▶ _Dataset excerpts_

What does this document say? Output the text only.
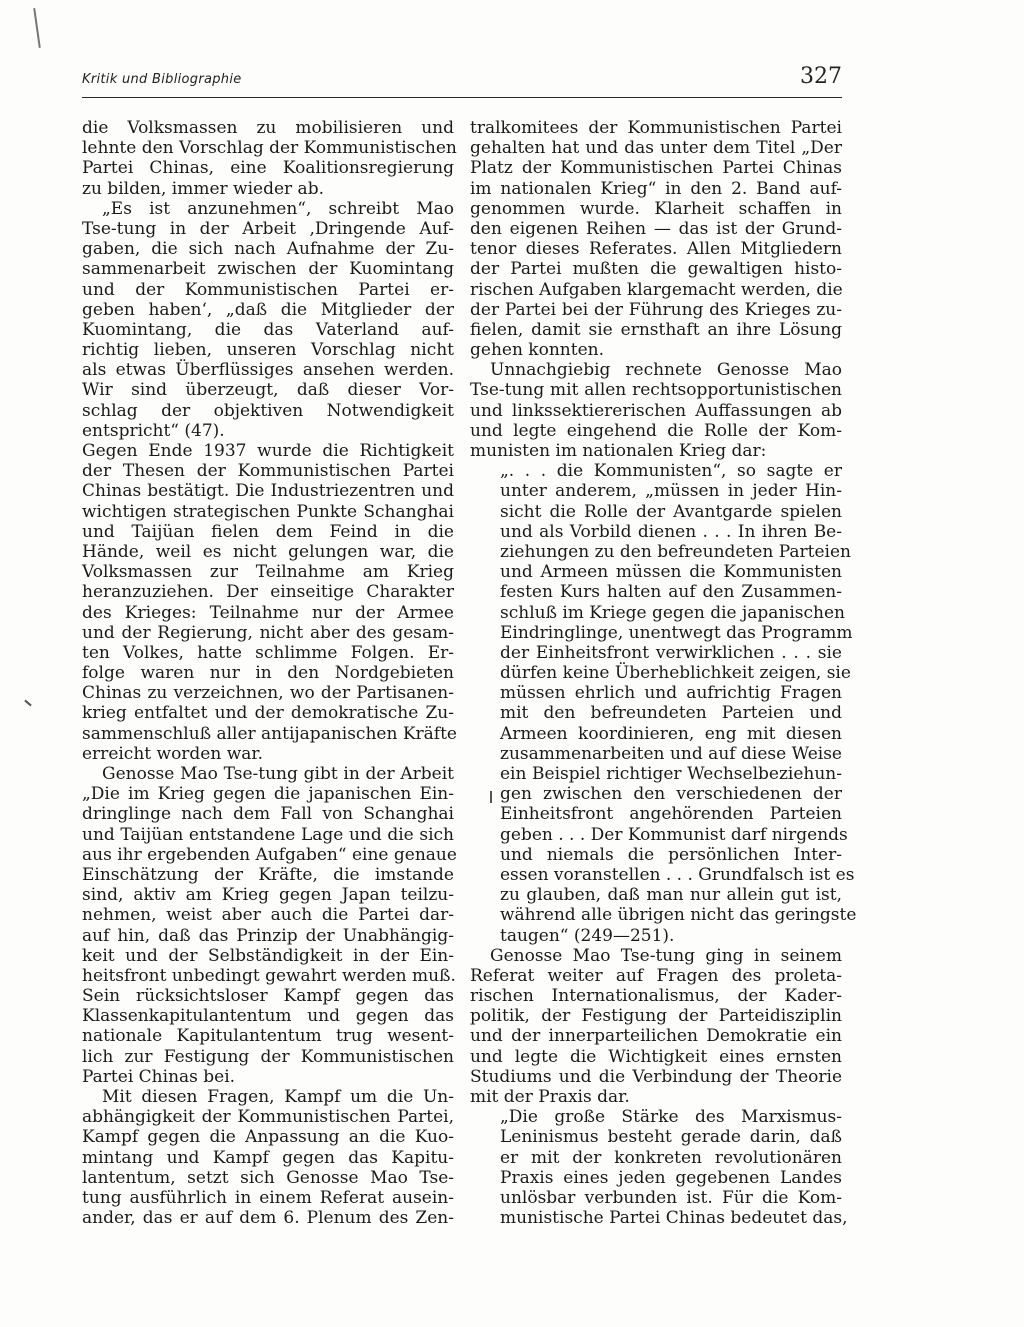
Kritik und Bibliographie	327
die Volksmassen zu mobilisieren und
lehnte den Vorschlag der Kommunistischen
Partei Chinas, eine Koalitionsregierung
zu bilden, immer wieder ab.
„Es ist anzunehmen“, schreibt Mao
Tse-tung in der Arbeit ‚Dringende Auf-
gaben, die sich nach Aufnahme der Zu-
sammenarbeit zwischen der Kuomintang
und der Kommunistischen Partei er-
geben haben‘, „daß die Mitglieder der
Kuomintang, die das Vaterland auf-
richtig lieben, unseren Vorschlag nicht
als etwas Überflüssiges ansehen werden.
Wir sind überzeugt, daß dieser Vor-
schlag der objektiven Notwendigkeit
entspricht“ (47).
Gegen Ende 1937 wurde die Richtigkeit
der Thesen der Kommunistischen Partei
Chinas bestätigt. Die Industriezentren und
wichtigen strategischen Punkte Schanghai
und Taijüan fielen dem Feind in die
Hände, weil es nicht gelungen war, die
Volksmassen zur Teilnahme am Krieg
heranzuziehen. Der einseitige Charakter
des Krieges: Teilnahme nur der Armee
und der Regierung, nicht aber des gesam-
ten Volkes, hatte schlimme Folgen. Er-
folge waren nur in den Nordgebieten
Chinas zu verzeichnen, wo der Partisanen-
krieg entfaltet und der demokratische Zu-
sammenschluß aller antijapanischen Kräfte
erreicht worden war.
Genosse Mao Tse-tung gibt in der Arbeit
„Die im Krieg gegen die japanischen Ein-
dringlinge nach dem Fall von Schanghai
und Taijüan entstandene Lage und die sich
aus ihr ergebenden Aufgaben“ eine genaue
Einschätzung der Kräfte, die imstande
sind, aktiv am Krieg gegen Japan teilzu-
nehmen, weist aber auch die Partei dar-
auf hin, daß das Prinzip der Unabhängig-
keit und der Selbständigkeit in der Ein-
heitsfront unbedingt gewahrt werden muß.
Sein rücksichtsloser Kampf gegen das
Klassenkapitulantentum und gegen das
nationale Kapitulantentum trug wesent-
lich zur Festigung der Kommunistischen
Partei Chinas bei.
Mit diesen Fragen, Kampf um die Un-
abhängigkeit der Kommunistischen Partei,
Kampf gegen die Anpassung an die Kuo-
mintang und Kampf gegen das Kapitu-
lantentum, setzt sich Genosse Mao Tse-
tung ausführlich in einem Referat ausein-
ander, das er auf dem 6. Plenum des Zen-
tralkomitees der Kommunistischen Partei
gehalten hat und das unter dem Titel „Der
Platz der Kommunistischen Partei Chinas
im nationalen Krieg“ in den 2. Band auf-
genommen wurde. Klarheit schaffen in
den eigenen Reihen — das ist der Grund-
tenor dieses Referates. Allen Mitgliedern
der Partei mußten die gewaltigen histo-
rischen Aufgaben klargemacht werden, die
der Partei bei der Führung des Krieges zu-
fielen, damit sie ernsthaft an ihre Lösung
gehen konnten.
Unnachgiebig rechnete Genosse Mao
Tse-tung mit allen rechtsopportunistischen
und linkssektiererischen Auffassungen ab
und legte eingehend die Rolle der Kom-
munisten im nationalen Krieg dar:
„. . . die Kommunisten“, so sagte er
unter anderem, „müssen in jeder Hin-
sicht die Rolle der Avantgarde spielen
und als Vorbild dienen . . . In ihren Be-
ziehungen zu den befreundeten Parteien
und Armeen müssen die Kommunisten
festen Kurs halten auf den Zusammen-
schluß im Kriege gegen die japanischen
Eindringlinge, unentwegt das Programm
der Einheitsfront verwirklichen . . . sie
dürfen keine Überheblichkeit zeigen, sie
müssen ehrlich und aufrichtig Fragen
mit den befreundeten Parteien und
Armeen koordinieren, eng mit diesen
zusammenarbeiten und auf diese Weise
ein Beispiel richtiger Wechselbeziehun-
gen zwischen den verschiedenen der
Einheitsfront angehörenden Parteien
geben . . . Der Kommunist darf nirgends
und niemals die persönlichen Inter-
essen voranstellen . . . Grundfalsch ist es
zu glauben, daß man nur allein gut ist,
während alle übrigen nicht das geringste
taugen“ (249—251).
Genosse Mao Tse-tung ging in seinem
Referat weiter auf Fragen des proleta-
rischen Internationalismus, der Kader-
politik, der Festigung der Parteidisziplin
und der innerparteilichen Demokratie ein
und legte die Wichtigkeit eines ernsten
Studiums und die Verbindung der Theorie
mit der Praxis dar.
„Die große Stärke des Marxismus-
Leninismus besteht gerade darin, daß
er mit der konkreten revolutionären
Praxis eines jeden gegebenen Landes
unlösbar verbunden ist. Für die Kom-
munistische Partei Chinas bedeutet das,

▶ _Problem_
Look over the entries for "Krieges", then copy every line that includes that string.

▶ _Result of the task_
des Krieges: Teilnahme nur der Armee
der Partei bei der Führung des Krieges zu-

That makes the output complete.